→ **YOUR GOAL**
Copy every line of the listing exactly.

(Dataset records)
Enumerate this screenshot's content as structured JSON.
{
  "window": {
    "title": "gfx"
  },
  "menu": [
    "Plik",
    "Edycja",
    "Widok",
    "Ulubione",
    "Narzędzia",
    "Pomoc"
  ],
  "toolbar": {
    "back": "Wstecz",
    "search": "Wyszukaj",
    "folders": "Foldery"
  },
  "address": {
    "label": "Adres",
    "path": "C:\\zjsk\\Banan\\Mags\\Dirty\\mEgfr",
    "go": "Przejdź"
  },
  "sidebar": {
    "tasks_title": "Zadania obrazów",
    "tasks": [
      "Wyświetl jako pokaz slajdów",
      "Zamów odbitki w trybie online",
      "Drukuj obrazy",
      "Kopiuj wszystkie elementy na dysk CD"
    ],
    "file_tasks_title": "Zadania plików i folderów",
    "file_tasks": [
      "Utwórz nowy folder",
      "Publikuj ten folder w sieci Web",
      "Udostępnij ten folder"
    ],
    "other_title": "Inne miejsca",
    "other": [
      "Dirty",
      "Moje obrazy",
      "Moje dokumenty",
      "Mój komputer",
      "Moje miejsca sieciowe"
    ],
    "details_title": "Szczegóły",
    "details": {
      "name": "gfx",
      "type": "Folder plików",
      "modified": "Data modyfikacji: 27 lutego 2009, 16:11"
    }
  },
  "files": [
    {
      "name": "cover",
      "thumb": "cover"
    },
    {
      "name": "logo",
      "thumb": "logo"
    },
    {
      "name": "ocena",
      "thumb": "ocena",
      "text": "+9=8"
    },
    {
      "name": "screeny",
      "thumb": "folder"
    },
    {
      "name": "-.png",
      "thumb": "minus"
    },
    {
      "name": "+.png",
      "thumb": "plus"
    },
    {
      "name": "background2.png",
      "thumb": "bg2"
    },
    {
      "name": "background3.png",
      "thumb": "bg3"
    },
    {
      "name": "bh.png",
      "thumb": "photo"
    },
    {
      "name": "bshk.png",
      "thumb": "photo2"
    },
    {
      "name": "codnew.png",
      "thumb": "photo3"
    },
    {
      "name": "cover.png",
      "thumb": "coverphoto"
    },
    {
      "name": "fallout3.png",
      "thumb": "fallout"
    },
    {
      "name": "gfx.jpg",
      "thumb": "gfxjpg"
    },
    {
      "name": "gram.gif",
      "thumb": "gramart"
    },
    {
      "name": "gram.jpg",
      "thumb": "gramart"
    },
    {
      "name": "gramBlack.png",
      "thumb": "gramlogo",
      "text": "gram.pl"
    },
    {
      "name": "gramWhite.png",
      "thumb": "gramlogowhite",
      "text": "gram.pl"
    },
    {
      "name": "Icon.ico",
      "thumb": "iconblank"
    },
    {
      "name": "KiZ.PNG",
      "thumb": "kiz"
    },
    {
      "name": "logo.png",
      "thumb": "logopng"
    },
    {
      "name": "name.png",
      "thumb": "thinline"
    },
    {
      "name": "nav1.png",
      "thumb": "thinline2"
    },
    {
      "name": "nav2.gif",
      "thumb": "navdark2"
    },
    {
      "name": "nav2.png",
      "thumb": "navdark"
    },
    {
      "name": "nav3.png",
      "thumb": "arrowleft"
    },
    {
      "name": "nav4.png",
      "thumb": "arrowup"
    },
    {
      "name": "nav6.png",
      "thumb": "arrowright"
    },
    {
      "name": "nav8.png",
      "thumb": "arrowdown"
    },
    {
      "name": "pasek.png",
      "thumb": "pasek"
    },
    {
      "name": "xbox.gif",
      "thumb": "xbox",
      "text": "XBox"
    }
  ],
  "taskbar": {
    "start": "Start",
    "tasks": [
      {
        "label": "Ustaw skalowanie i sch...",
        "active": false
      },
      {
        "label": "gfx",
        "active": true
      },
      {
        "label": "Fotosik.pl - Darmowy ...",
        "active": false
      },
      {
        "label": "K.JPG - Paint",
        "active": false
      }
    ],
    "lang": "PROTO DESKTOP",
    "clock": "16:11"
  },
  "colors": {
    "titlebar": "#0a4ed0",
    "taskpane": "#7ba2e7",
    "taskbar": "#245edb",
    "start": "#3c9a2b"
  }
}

→ **SOLVED PROBLEM**
Enumerate this screenshot's content as structured JSON.
{
  "window": {
    "title": "gfx"
  },
  "menu": [
    "Plik",
    "Edycja",
    "Widok",
    "Ulubione",
    "Narzędzia",
    "Pomoc"
  ],
  "toolbar": {
    "back": "Wstecz",
    "search": "Wyszukaj",
    "folders": "Foldery"
  },
  "address": {
    "label": "Adres",
    "path": "C:\\zjsk\\Banan\\Mags\\Dirty\\mEgfr",
    "go": "Przejdź"
  },
  "sidebar": {
    "tasks_title": "Zadania obrazów",
    "tasks": [
      "Wyświetl jako pokaz slajdów",
      "Zamów odbitki w trybie online",
      "Drukuj obrazy",
      "Kopiuj wszystkie elementy na dysk CD"
    ],
    "file_tasks_title": "Zadania plików i folderów",
    "file_tasks": [
      "Utwórz nowy folder",
      "Publikuj ten folder w sieci Web",
      "Udostępnij ten folder"
    ],
    "other_title": "Inne miejsca",
    "other": [
      "Dirty",
      "Moje obrazy",
      "Moje dokumenty",
      "Mój komputer",
      "Moje miejsca sieciowe"
    ],
    "details_title": "Szczegóły",
    "details": {
      "name": "gfx",
      "type": "Folder plików",
      "modified": "Data modyfikacji: 27 lutego 2009, 16:11"
    }
  },
  "files": [
    {
      "name": "cover",
      "thumb": "cover"
    },
    {
      "name": "logo",
      "thumb": "logo"
    },
    {
      "name": "ocena",
      "thumb": "ocena",
      "text": "+9=8"
    },
    {
      "name": "screeny",
      "thumb": "folder"
    },
    {
      "name": "-.png",
      "thumb": "minus"
    },
    {
      "name": "+.png",
      "thumb": "plus"
    },
    {
      "name": "background2.png",
      "thumb": "bg2"
    },
    {
      "name": "background3.png",
      "thumb": "bg3"
    },
    {
      "name": "bh.png",
      "thumb": "photo"
    },
    {
      "name": "bshk.png",
      "thumb": "photo2"
    },
    {
      "name": "codnew.png",
      "thumb": "photo3"
    },
    {
      "name": "cover.png",
      "thumb": "coverphoto"
    },
    {
      "name": "fallout3.png",
      "thumb": "fallout"
    },
    {
      "name": "gfx.jpg",
      "thumb": "gfxjpg"
    },
    {
      "name": "gram.gif",
      "thumb": "gramart"
    },
    {
      "name": "gram.jpg",
      "thumb": "gramart"
    },
    {
      "name": "gramBlack.png",
      "thumb": "gramlogo",
      "text": "gram.pl"
    },
    {
      "name": "gramWhite.png",
      "thumb": "gramlogowhite",
      "text": "gram.pl"
    },
    {
      "name": "Icon.ico",
      "thumb": "iconblank"
    },
    {
      "name": "KiZ.PNG",
      "thumb": "kiz"
    },
    {
      "name": "logo.png",
      "thumb": "logopng"
    },
    {
      "name": "name.png",
      "thumb": "thinline"
    },
    {
      "name": "nav1.png",
      "thumb": "thinline2"
    },
    {
      "name": "nav2.gif",
      "thumb": "navdark2"
    },
    {
      "name": "nav2.png",
      "thumb": "navdark"
    },
    {
      "name": "nav3.png",
      "thumb": "arrowleft"
    },
    {
      "name": "nav4.png",
      "thumb": "arrowup"
    },
    {
      "name": "nav6.png",
      "thumb": "arrowright"
    },
    {
      "name": "nav8.png",
      "thumb": "arrowdown"
    },
    {
      "name": "pasek.png",
      "thumb": "pasek"
    },
    {
      "name": "xbox.gif",
      "thumb": "xbox",
      "text": "XBox"
    }
  ],
  "taskbar": {
    "start": "Start",
    "tasks": [
      {
        "label": "Ustaw skalowanie i sch...",
        "active": false
      },
      {
        "label": "gfx",
        "active": true
      },
      {
        "label": "Fotosik.pl - Darmowy ...",
        "active": false
      },
      {
        "label": "K.JPG - Paint",
        "active": false
      }
    ],
    "lang": "PROTO DESKTOP",
    "clock": "16:11"
  },
  "colors": {
    "titlebar": "#0a4ed0",
    "taskpane": "#7ba2e7",
    "taskbar": "#245edb",
    "start": "#3c9a2b"
  }
}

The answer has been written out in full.